▽

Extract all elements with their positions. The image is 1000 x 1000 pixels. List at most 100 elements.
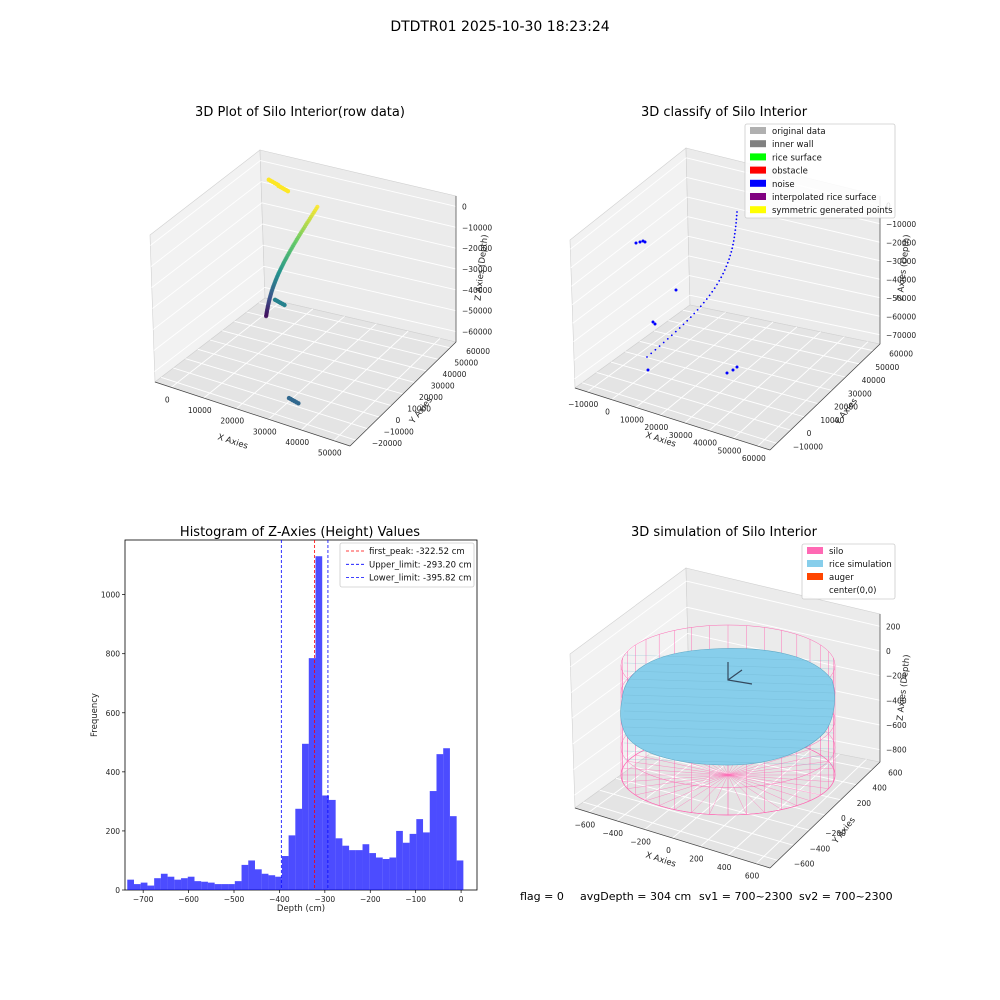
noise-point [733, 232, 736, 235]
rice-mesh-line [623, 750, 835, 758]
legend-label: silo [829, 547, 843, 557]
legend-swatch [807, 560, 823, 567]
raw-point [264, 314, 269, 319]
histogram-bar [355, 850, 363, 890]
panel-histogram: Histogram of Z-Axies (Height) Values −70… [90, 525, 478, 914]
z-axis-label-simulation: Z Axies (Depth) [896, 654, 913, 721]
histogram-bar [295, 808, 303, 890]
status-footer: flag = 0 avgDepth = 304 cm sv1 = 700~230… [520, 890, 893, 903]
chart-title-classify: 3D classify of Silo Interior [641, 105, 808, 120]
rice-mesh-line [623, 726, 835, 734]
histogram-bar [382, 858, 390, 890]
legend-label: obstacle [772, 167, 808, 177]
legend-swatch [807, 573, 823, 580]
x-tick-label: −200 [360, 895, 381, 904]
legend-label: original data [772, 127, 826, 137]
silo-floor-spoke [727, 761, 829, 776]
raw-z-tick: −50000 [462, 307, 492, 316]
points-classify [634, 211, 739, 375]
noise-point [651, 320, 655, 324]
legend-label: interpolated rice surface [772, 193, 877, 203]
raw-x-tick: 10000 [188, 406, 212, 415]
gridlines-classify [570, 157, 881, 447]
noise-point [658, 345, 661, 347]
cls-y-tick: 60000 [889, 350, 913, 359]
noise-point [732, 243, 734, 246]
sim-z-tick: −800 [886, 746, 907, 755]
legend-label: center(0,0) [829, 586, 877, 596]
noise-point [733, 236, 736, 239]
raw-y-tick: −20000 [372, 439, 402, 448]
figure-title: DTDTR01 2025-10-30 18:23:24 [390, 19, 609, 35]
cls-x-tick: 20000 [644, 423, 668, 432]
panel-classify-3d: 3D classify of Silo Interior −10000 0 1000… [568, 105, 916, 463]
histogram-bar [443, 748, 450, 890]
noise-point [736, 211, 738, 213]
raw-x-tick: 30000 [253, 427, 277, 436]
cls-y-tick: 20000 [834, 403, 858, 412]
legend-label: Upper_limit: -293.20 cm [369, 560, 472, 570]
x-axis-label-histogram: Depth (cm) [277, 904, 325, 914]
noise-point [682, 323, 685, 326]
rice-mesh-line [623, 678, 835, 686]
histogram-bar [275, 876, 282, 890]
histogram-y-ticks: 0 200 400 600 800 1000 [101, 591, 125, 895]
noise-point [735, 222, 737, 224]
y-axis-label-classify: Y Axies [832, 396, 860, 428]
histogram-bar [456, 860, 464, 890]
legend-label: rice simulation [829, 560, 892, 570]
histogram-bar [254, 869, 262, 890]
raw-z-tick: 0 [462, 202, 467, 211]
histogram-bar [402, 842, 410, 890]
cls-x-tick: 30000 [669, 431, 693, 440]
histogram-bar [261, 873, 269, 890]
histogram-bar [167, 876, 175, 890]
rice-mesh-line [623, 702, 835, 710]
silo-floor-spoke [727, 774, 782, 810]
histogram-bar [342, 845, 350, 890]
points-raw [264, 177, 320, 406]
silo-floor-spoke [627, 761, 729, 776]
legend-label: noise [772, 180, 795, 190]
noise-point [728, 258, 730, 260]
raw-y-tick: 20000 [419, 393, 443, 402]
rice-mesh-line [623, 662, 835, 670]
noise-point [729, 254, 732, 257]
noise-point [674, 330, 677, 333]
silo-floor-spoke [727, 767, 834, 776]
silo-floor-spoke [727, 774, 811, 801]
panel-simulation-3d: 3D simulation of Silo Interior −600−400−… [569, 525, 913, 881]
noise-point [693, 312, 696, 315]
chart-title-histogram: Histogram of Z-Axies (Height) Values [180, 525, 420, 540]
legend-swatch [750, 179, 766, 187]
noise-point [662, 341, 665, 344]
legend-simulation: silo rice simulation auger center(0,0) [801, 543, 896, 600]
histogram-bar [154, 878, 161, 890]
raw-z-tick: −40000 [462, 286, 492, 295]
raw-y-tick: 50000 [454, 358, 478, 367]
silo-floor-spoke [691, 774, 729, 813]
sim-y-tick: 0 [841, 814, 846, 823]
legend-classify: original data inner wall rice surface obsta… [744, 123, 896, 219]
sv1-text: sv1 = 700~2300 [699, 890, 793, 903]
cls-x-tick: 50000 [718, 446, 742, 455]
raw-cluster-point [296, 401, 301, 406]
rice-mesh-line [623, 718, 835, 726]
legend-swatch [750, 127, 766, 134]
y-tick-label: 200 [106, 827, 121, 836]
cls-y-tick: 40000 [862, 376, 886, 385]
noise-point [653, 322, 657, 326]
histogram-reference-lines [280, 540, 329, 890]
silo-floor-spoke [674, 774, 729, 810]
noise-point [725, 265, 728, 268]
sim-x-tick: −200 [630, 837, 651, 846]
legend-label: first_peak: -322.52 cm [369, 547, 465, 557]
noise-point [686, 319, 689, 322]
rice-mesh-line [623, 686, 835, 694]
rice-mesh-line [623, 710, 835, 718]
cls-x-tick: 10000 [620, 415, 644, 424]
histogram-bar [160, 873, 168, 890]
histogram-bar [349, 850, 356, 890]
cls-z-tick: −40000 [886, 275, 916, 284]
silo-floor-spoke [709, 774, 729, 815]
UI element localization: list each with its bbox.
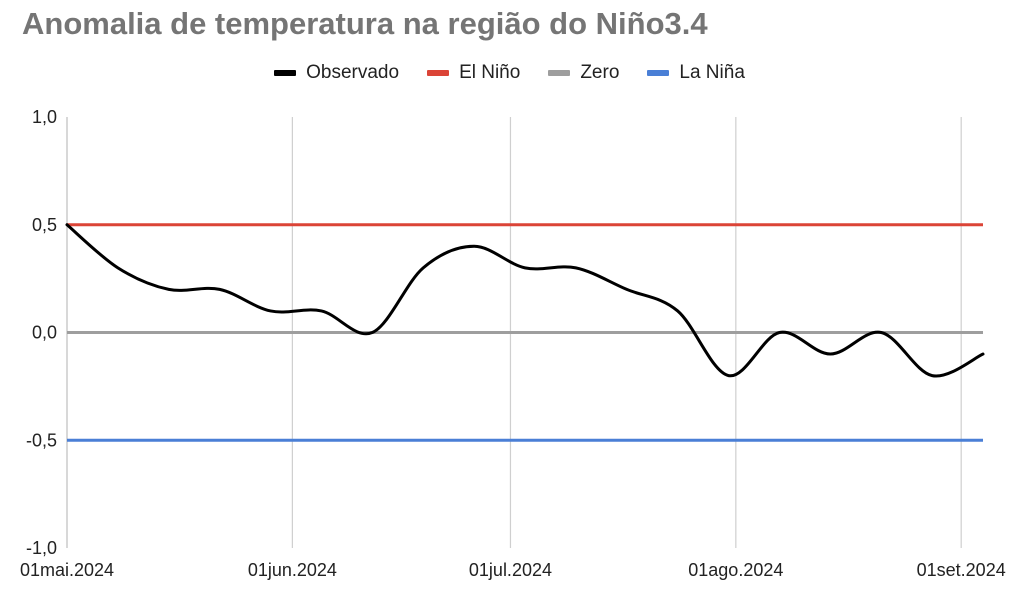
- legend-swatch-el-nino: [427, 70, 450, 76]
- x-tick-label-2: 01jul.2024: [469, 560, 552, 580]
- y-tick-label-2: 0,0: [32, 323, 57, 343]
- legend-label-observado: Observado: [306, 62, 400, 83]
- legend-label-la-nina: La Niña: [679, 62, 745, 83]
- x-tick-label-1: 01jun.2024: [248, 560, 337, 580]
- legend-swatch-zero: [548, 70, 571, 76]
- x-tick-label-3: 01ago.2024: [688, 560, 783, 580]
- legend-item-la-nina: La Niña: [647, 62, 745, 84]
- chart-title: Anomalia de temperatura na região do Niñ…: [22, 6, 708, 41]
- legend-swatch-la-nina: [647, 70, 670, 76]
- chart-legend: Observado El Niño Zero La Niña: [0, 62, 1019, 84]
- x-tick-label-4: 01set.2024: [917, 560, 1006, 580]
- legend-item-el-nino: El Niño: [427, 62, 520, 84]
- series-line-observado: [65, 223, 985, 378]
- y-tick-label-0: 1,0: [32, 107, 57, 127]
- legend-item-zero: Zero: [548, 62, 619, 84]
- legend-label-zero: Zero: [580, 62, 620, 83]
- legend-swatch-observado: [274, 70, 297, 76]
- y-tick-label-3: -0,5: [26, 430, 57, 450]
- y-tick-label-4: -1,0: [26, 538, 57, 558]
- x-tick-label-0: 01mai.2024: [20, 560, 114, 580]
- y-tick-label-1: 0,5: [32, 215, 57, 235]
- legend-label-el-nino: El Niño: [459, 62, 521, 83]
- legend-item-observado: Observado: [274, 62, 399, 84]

△
▽

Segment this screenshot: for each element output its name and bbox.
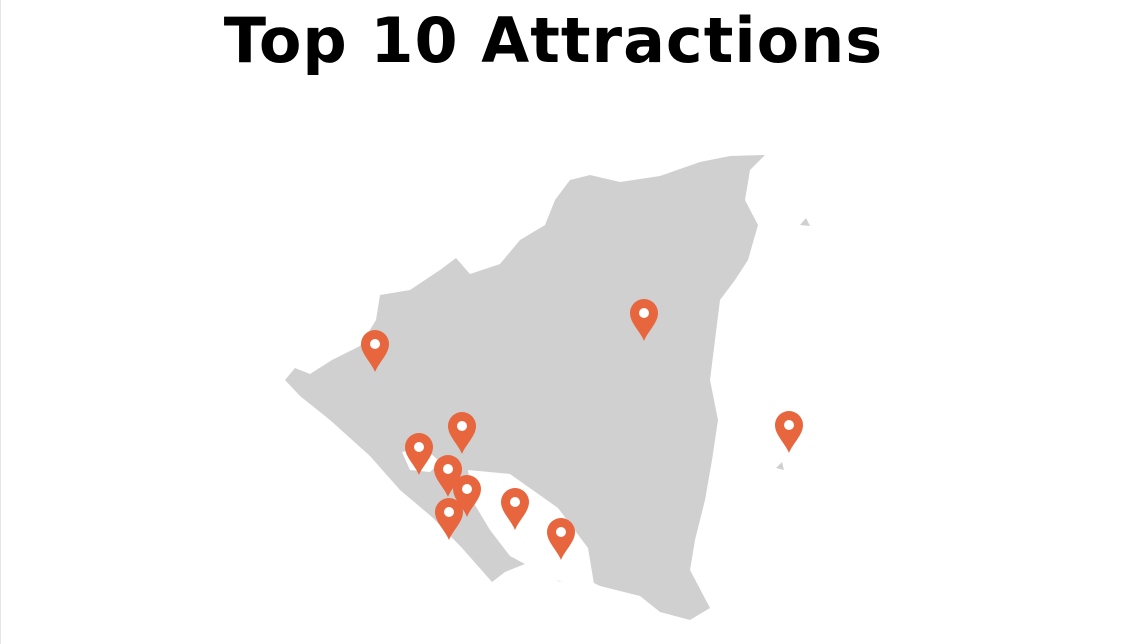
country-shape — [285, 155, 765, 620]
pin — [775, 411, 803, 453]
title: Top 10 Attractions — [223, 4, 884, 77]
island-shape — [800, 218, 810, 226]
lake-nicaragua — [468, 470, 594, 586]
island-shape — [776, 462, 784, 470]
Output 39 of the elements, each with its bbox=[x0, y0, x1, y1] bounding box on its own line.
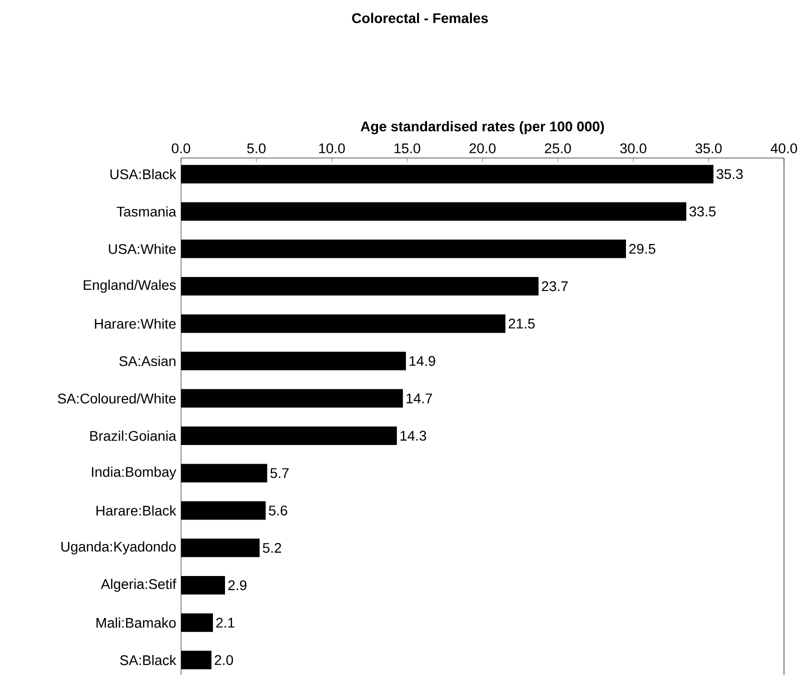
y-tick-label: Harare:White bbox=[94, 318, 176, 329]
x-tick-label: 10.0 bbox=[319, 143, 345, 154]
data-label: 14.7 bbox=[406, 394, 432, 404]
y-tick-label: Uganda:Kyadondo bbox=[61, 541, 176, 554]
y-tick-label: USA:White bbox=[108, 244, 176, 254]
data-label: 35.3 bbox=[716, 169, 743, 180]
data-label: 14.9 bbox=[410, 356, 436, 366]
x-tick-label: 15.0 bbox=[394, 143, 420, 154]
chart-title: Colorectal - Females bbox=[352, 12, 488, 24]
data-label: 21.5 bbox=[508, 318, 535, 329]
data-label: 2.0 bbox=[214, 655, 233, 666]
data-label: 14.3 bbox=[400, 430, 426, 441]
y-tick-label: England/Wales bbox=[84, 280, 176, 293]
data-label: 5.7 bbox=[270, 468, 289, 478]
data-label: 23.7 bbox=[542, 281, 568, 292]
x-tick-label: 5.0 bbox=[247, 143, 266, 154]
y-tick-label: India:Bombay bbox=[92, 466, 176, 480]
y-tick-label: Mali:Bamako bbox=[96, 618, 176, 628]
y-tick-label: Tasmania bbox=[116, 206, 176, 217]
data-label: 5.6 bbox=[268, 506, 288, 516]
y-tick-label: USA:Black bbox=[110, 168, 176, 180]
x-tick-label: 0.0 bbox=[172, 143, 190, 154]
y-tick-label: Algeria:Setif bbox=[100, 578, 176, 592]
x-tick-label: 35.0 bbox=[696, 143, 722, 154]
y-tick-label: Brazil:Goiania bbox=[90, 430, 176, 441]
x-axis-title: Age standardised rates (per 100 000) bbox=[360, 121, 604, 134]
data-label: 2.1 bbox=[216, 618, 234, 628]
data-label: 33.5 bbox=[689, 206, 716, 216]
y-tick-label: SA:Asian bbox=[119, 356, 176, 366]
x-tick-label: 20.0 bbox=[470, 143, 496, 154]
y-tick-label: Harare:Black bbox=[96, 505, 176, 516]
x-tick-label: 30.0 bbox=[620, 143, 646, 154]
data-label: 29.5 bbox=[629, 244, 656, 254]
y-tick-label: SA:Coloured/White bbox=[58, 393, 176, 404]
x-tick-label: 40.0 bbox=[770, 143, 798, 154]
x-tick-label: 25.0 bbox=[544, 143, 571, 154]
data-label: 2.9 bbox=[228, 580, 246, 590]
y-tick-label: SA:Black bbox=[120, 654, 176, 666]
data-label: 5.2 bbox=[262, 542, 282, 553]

△
▽

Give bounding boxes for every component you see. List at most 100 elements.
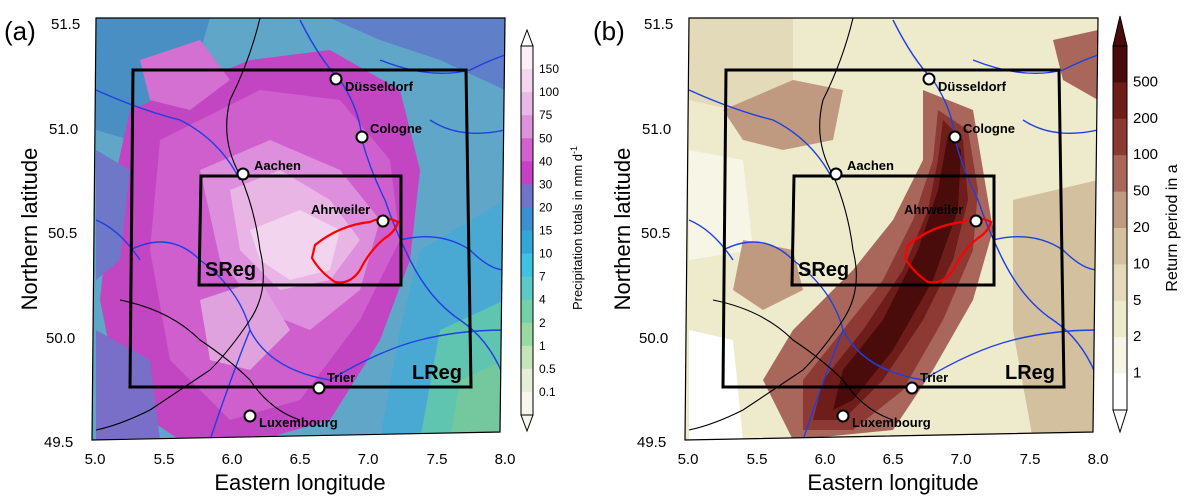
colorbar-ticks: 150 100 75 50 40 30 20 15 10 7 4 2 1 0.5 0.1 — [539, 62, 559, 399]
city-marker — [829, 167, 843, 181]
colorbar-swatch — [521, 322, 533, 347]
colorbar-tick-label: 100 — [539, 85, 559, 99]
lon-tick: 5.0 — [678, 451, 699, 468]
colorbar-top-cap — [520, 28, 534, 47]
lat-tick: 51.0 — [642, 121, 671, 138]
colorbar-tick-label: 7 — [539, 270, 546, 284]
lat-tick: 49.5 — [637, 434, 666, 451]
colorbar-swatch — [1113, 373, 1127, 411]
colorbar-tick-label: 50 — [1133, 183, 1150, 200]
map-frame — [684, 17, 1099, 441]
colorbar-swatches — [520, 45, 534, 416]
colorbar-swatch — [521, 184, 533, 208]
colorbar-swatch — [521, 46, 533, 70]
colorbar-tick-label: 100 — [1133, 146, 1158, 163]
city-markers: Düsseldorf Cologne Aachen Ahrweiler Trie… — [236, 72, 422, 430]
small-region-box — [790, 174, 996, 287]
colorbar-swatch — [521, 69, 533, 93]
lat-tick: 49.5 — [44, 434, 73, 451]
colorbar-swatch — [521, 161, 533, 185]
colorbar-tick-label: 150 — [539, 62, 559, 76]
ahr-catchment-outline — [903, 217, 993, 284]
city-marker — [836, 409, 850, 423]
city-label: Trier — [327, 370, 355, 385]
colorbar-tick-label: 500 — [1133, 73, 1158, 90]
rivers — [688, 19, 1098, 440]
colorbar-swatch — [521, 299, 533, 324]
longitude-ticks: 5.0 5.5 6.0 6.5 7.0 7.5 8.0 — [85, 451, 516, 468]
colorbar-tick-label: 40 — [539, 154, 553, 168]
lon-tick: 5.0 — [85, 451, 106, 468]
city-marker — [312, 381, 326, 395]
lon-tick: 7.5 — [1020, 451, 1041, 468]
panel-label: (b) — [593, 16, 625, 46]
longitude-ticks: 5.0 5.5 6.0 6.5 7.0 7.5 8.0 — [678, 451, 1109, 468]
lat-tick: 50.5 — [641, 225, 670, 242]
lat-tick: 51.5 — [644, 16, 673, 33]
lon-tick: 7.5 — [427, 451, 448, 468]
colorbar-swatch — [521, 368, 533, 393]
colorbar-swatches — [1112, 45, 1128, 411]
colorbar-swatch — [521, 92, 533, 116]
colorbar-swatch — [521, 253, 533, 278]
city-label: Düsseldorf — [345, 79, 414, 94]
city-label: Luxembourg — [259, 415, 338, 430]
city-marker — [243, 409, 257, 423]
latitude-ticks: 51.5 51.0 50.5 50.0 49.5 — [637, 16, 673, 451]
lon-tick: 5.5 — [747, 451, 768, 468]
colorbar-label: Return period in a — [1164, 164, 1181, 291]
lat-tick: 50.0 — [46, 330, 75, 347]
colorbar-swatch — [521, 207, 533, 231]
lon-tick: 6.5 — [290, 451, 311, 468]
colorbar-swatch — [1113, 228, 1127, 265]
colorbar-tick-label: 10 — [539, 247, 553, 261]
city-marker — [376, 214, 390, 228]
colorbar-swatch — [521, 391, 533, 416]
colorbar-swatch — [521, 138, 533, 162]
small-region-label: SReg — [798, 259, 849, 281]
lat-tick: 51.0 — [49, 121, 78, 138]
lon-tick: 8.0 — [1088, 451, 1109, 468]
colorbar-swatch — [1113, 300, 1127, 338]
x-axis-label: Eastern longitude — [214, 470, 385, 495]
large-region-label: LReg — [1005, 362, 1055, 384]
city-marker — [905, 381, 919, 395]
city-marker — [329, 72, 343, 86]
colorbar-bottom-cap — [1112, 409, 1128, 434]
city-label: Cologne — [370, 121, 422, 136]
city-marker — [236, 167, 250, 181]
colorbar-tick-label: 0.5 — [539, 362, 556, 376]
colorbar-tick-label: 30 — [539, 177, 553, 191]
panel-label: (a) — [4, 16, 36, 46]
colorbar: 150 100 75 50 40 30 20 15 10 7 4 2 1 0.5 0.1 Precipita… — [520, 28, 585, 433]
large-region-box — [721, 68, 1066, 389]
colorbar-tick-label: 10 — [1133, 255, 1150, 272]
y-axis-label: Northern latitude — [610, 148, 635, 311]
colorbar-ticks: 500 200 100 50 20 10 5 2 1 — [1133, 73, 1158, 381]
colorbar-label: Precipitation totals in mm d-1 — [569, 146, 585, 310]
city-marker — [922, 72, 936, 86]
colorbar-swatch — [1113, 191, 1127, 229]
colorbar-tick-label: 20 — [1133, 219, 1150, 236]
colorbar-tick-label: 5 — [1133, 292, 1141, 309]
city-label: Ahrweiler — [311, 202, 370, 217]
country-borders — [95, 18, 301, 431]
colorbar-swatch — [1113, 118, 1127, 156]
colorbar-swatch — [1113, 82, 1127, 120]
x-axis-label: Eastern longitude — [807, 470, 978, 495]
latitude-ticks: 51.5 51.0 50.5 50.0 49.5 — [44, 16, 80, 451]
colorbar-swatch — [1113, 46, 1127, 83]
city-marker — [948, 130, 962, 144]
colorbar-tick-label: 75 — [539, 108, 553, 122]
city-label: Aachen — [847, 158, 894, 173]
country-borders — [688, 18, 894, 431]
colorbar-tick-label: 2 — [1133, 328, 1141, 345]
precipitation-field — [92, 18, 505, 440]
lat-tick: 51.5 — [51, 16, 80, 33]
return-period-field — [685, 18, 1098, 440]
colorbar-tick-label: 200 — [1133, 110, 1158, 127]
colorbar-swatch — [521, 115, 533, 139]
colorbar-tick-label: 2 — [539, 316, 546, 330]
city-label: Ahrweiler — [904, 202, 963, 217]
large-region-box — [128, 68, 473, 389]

△

### The problem
Rewrite the records in the stretch from "Segment this screenshot: for" through "Output 39 of", replacing "island-shape" with "island-outline" and leaving everything else unchanged. Leave the pictures out.

### Finished task
Segment this screenshot: for each element output its name and bbox.
country-shape — [285, 155, 765, 620]
pin — [775, 411, 803, 453]
title: Top 10 Attractions — [223, 4, 884, 77]
island-outline — [800, 218, 810, 226]
lake-nicaragua — [468, 470, 594, 586]
island-outline — [776, 462, 784, 470]
Output 39 of the elements, each with its bbox=[x0, y0, x1, y1] bounding box on its own line.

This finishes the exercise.